Dataset records
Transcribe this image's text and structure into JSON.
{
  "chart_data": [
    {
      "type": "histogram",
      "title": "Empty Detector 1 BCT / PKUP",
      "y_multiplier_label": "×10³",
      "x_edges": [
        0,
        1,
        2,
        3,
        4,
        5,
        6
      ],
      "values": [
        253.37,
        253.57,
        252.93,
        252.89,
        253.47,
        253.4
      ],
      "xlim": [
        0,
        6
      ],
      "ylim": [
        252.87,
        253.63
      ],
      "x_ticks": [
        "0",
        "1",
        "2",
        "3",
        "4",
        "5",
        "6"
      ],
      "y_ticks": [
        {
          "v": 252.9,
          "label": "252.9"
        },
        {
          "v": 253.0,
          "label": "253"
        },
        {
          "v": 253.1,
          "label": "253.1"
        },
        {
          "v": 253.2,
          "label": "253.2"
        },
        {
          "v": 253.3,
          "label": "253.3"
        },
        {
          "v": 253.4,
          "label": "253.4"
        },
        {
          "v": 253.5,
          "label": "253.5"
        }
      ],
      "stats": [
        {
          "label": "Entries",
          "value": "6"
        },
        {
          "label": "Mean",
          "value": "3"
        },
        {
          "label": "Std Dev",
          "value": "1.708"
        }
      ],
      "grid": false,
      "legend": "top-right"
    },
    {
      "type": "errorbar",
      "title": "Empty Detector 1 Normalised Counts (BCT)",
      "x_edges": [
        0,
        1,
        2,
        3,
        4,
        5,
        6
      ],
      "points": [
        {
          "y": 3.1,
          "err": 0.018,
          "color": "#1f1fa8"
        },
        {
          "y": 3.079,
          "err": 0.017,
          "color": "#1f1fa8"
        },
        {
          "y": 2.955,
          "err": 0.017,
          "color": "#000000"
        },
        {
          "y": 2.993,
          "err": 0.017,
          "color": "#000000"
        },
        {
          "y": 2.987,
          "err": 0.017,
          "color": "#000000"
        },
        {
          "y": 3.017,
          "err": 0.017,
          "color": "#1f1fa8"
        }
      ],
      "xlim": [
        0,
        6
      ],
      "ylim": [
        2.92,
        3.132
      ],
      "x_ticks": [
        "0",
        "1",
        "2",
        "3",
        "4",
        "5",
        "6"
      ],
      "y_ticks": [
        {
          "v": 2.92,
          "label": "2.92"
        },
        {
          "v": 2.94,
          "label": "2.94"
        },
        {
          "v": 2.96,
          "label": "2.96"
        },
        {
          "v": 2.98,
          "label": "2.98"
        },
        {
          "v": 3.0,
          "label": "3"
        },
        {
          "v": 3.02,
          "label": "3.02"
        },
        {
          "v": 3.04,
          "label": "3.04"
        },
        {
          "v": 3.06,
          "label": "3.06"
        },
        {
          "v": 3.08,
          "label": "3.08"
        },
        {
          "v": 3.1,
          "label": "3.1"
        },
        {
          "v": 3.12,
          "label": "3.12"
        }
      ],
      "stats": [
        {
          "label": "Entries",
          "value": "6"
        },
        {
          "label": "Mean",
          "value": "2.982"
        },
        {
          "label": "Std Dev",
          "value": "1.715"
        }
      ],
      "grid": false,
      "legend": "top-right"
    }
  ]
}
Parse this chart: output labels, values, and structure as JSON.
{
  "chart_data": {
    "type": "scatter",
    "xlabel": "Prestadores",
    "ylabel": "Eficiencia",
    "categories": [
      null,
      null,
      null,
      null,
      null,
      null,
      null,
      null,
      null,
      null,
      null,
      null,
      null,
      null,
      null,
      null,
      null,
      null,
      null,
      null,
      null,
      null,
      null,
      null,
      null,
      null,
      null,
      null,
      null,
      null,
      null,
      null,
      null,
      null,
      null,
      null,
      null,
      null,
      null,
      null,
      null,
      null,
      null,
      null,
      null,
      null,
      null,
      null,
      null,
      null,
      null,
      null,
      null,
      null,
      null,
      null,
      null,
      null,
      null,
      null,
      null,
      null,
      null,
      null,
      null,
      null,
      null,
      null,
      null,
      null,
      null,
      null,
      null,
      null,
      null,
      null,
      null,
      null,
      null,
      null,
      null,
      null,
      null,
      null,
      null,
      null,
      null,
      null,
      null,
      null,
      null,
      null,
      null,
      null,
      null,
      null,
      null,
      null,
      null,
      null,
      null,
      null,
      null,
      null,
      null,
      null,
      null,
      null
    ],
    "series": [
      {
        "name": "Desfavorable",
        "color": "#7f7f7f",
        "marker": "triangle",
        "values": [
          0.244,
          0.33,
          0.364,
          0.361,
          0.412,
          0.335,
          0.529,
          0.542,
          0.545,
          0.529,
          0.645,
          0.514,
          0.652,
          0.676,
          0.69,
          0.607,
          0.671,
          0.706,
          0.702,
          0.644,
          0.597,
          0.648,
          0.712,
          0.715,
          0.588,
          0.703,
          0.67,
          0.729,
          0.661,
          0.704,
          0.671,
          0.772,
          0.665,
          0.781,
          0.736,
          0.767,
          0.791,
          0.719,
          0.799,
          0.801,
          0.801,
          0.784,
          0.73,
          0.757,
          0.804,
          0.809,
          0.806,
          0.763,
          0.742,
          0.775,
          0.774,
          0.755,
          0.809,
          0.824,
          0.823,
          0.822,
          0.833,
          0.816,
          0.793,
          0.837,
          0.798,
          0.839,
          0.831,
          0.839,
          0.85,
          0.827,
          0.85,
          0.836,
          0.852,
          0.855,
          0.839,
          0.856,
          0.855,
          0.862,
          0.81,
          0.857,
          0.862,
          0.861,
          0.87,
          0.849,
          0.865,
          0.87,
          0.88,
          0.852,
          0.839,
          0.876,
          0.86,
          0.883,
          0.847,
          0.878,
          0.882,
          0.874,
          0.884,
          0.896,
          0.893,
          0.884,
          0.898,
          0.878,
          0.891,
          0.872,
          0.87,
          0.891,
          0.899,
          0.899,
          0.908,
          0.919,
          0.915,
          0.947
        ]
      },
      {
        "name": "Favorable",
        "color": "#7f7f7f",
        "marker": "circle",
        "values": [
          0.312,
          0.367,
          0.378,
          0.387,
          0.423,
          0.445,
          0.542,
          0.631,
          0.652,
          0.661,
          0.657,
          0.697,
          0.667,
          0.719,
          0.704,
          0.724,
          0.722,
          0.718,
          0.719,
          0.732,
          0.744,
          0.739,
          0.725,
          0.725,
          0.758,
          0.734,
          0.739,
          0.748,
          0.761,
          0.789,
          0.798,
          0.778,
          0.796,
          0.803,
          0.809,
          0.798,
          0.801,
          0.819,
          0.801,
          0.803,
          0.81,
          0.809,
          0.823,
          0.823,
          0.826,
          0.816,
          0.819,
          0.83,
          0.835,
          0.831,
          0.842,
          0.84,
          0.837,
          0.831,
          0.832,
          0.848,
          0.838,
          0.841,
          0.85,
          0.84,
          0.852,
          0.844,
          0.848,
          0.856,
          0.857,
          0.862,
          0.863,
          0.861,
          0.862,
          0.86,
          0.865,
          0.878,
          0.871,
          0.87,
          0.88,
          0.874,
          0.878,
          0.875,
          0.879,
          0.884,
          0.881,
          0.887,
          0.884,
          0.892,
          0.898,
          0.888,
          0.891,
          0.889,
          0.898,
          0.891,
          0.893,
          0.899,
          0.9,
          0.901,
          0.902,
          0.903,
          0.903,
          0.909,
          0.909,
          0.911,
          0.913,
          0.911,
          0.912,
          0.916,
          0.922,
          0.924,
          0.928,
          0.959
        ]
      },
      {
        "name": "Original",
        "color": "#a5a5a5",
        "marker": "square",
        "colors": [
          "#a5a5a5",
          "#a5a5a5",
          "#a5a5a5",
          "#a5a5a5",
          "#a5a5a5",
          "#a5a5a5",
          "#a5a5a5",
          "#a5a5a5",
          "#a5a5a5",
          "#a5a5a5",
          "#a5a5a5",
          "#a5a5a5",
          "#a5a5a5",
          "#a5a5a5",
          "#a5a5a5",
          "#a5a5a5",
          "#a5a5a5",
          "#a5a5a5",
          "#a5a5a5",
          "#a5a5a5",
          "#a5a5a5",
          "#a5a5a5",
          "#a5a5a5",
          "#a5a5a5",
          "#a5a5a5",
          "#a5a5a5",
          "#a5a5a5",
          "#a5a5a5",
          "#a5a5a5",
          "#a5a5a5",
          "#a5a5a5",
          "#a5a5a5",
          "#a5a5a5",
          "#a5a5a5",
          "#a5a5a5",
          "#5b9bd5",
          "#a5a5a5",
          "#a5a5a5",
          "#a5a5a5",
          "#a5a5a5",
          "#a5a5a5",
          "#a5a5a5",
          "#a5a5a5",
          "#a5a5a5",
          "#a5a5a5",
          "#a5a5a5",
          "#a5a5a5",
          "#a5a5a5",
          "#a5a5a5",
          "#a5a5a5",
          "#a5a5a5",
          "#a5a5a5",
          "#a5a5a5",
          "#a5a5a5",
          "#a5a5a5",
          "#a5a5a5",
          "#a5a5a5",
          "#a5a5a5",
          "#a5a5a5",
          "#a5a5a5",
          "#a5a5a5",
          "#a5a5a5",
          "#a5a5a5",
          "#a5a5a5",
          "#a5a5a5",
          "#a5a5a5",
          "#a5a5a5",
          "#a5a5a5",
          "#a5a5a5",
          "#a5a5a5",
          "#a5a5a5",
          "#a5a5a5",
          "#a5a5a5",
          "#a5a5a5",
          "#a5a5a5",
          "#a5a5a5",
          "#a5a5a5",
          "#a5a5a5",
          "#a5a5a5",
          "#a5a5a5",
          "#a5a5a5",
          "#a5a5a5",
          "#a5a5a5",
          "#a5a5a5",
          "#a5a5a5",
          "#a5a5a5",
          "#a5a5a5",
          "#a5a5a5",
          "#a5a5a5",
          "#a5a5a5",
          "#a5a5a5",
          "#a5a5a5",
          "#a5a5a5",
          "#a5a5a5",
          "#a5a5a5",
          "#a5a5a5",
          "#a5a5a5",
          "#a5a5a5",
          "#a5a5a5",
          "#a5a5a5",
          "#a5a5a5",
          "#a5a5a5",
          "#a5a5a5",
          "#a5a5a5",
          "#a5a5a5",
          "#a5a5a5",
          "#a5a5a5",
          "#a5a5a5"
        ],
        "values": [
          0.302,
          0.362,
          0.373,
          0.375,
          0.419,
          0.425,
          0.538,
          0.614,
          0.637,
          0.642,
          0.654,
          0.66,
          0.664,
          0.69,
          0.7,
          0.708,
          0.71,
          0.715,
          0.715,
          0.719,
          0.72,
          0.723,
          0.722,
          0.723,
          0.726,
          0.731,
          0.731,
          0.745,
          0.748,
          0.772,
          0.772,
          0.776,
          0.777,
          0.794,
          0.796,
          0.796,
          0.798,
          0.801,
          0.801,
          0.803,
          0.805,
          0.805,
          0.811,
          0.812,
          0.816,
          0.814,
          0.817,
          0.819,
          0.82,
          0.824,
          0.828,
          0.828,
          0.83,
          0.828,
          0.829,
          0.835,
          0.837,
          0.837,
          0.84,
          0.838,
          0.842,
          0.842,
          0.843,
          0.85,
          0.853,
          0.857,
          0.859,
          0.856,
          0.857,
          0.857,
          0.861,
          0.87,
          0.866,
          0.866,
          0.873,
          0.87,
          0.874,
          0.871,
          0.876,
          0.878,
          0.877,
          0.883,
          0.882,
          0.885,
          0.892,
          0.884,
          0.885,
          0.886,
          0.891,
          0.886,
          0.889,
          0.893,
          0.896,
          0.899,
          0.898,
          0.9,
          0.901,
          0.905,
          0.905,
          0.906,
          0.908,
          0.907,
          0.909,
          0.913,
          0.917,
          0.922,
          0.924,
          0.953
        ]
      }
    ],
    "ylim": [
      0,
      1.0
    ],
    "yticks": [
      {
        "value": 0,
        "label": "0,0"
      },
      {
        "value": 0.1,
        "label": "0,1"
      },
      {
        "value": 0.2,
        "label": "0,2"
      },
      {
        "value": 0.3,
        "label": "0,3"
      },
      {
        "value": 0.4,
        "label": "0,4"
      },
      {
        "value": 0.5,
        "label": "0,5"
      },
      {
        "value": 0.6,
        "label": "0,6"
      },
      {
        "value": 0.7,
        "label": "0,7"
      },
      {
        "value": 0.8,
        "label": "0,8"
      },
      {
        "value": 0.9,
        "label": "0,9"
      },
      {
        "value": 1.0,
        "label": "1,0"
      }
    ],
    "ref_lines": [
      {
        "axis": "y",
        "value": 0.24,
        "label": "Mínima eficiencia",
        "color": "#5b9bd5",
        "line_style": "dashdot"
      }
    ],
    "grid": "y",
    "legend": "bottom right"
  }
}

* _Written task_: Copy each line of the entries that includes the word "name".

* _Response to this task_:
        "name": "Desfavorable",
        "name": "Favorable",
        "name": "Original",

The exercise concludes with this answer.